Your goal ▸ Gather up every line from the entries below that uses the word "中国地理概论".

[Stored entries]
- - - -

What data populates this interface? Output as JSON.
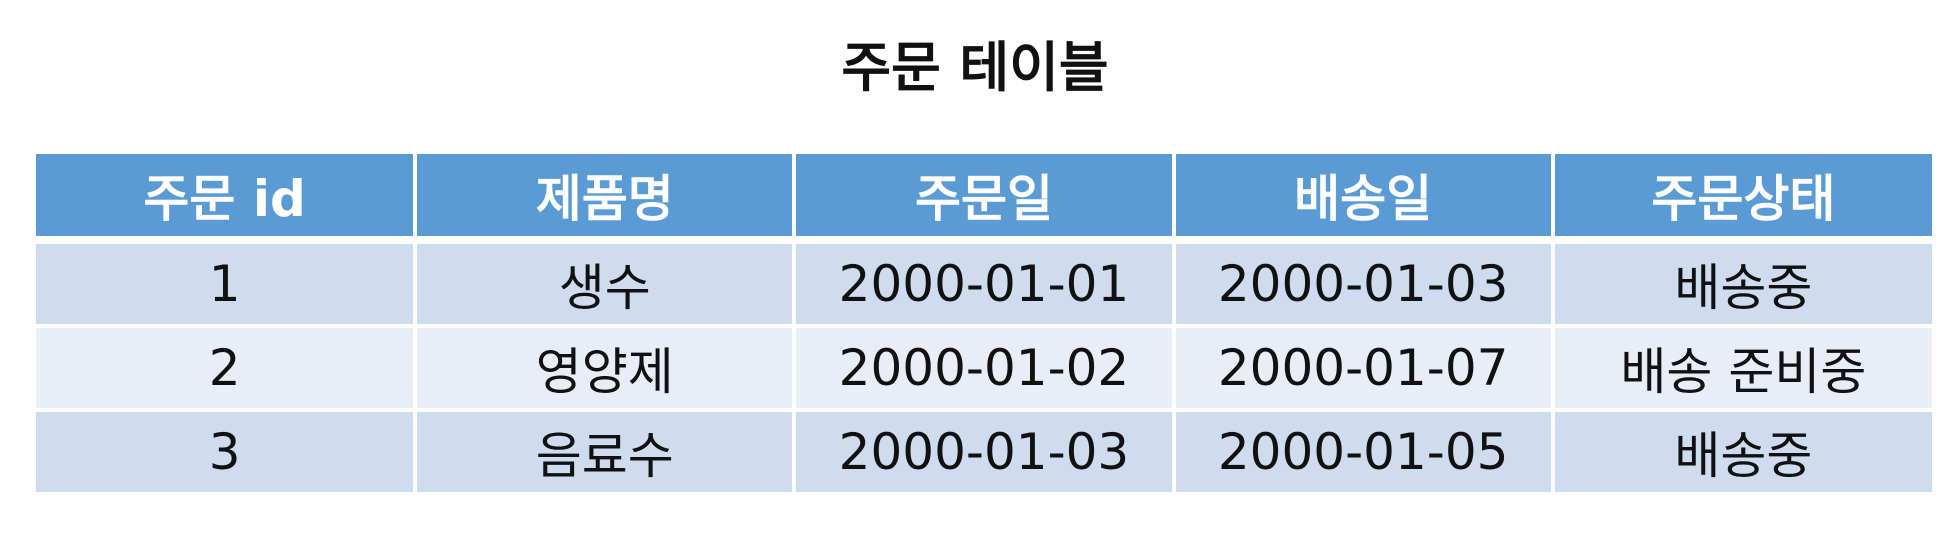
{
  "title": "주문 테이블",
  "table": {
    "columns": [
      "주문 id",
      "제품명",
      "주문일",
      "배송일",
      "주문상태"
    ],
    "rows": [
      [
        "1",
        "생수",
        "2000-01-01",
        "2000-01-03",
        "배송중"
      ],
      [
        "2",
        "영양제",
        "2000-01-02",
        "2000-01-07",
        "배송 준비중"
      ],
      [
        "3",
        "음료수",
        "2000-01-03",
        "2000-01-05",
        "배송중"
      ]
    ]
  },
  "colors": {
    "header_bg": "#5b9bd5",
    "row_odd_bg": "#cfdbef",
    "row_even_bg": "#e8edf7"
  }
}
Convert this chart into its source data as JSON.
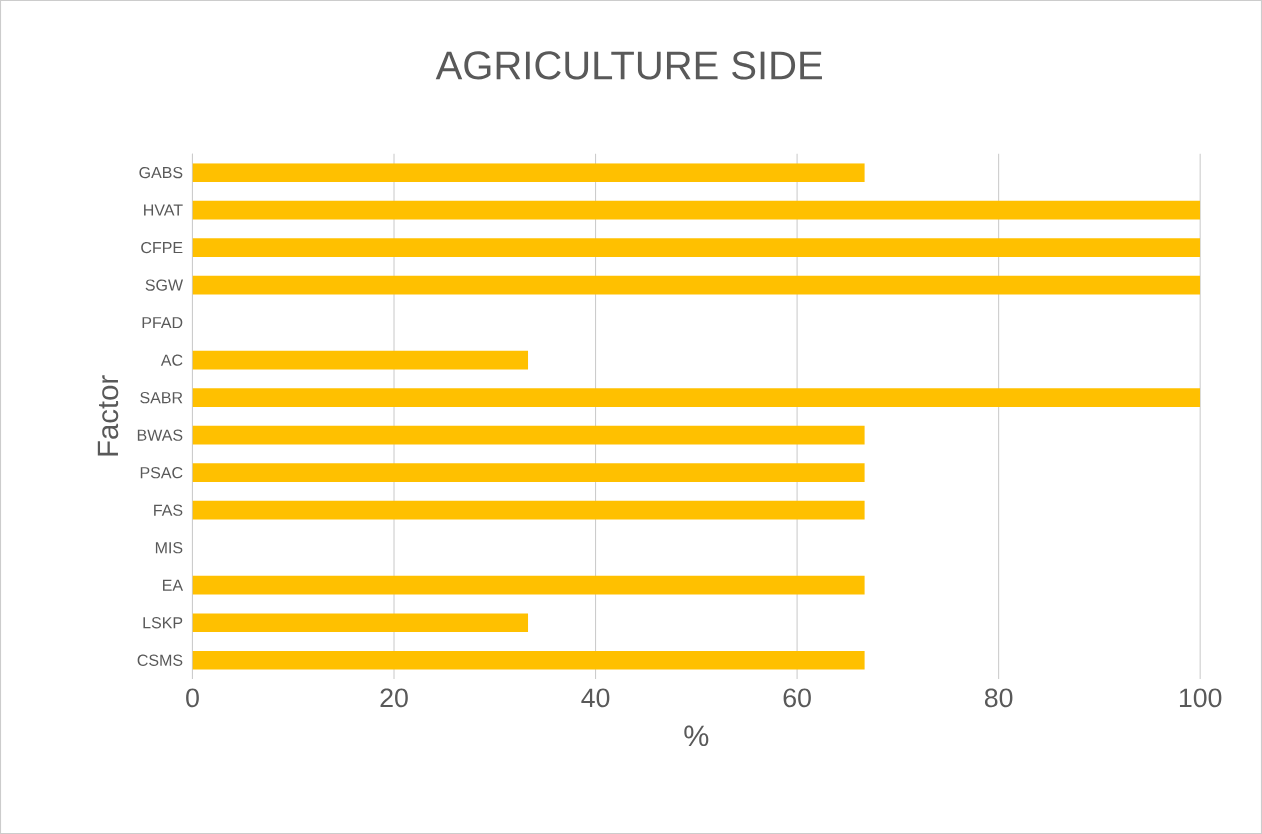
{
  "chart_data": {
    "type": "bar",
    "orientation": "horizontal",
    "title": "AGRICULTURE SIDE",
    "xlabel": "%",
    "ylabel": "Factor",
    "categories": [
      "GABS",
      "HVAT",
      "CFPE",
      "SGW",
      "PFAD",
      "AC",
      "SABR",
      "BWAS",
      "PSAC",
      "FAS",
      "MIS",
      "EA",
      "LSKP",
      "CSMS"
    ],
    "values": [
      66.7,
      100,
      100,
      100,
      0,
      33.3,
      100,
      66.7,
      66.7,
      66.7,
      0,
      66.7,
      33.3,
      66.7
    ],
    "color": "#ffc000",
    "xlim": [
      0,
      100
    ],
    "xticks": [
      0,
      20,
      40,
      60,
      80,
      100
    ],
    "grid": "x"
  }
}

- - - -

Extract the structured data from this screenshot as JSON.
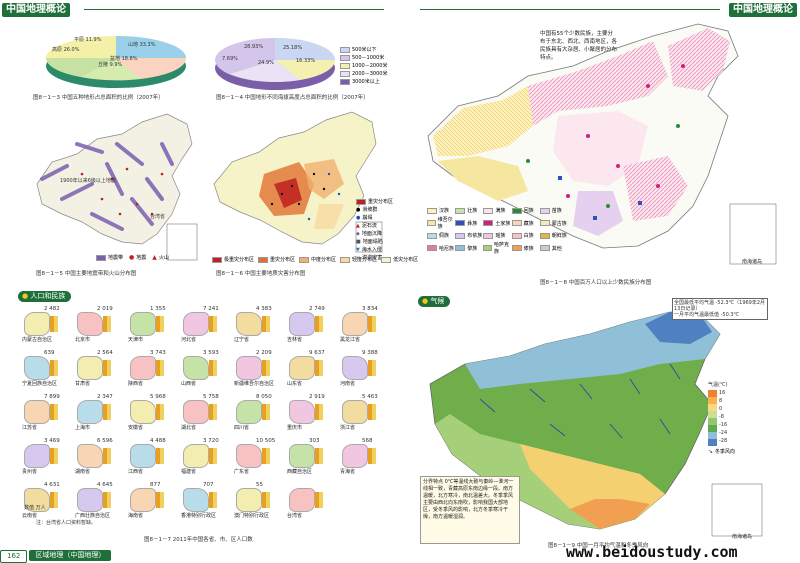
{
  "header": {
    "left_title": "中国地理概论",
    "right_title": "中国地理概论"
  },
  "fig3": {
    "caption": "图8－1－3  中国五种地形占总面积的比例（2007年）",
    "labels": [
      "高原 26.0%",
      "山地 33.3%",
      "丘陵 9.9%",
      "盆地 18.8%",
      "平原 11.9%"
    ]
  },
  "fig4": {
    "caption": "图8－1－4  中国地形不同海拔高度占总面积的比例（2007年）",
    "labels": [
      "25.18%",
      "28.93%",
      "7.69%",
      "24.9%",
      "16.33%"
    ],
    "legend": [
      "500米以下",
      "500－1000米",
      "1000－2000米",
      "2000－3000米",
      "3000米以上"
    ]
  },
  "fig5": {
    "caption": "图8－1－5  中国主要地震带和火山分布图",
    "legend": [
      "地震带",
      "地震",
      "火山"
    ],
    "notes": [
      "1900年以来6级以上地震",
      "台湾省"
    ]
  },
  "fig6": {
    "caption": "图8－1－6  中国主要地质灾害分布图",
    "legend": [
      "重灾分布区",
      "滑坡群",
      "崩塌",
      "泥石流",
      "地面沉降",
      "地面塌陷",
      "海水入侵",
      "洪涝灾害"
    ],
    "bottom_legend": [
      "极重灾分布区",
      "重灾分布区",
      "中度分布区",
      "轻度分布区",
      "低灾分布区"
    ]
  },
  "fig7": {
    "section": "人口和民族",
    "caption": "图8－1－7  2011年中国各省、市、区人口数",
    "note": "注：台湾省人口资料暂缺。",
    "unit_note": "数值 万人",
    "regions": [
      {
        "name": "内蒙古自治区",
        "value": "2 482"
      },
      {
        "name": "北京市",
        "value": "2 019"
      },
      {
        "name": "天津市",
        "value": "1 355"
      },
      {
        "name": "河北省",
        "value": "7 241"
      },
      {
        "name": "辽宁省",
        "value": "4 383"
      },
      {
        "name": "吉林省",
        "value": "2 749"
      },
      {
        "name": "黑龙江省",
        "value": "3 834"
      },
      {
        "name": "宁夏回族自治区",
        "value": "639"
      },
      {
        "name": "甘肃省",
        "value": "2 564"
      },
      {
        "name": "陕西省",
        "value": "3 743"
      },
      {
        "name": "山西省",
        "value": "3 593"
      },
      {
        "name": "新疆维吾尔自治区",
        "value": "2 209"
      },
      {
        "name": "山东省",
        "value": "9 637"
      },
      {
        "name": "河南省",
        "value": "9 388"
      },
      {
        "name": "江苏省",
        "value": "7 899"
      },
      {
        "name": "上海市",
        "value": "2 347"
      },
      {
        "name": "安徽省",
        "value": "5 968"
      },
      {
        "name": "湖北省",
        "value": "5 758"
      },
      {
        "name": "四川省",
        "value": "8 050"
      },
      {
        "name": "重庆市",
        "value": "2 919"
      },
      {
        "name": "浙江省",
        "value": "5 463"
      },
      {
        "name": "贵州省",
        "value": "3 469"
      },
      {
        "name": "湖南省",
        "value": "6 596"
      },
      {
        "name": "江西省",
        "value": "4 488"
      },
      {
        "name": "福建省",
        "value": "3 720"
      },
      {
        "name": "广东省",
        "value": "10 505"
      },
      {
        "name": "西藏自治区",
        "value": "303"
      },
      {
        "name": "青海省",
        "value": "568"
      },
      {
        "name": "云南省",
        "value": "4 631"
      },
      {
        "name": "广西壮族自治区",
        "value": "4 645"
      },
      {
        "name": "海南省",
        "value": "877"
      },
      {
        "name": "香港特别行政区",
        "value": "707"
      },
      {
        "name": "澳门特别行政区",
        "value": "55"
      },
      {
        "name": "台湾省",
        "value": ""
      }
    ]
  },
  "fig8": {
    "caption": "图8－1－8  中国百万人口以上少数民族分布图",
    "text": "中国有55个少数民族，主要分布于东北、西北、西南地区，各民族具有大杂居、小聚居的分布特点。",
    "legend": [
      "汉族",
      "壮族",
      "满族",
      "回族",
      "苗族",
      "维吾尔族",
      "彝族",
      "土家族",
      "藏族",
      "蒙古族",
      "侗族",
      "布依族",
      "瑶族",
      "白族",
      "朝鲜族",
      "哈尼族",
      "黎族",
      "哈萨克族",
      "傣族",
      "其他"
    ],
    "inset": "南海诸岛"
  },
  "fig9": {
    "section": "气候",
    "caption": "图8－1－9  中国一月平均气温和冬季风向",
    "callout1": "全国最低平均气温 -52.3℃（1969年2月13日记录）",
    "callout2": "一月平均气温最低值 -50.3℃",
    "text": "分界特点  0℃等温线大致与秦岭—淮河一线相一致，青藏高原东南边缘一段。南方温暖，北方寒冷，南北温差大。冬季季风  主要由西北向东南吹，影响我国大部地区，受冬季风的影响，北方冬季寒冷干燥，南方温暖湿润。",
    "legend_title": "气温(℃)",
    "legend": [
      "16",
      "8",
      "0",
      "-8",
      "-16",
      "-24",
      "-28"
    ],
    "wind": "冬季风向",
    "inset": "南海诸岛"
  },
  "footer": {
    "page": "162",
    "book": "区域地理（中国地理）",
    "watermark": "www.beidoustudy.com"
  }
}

- - - -

Full answer ▸
    "left_title": "中国地理概论",
    "right_title": "中国地理概论"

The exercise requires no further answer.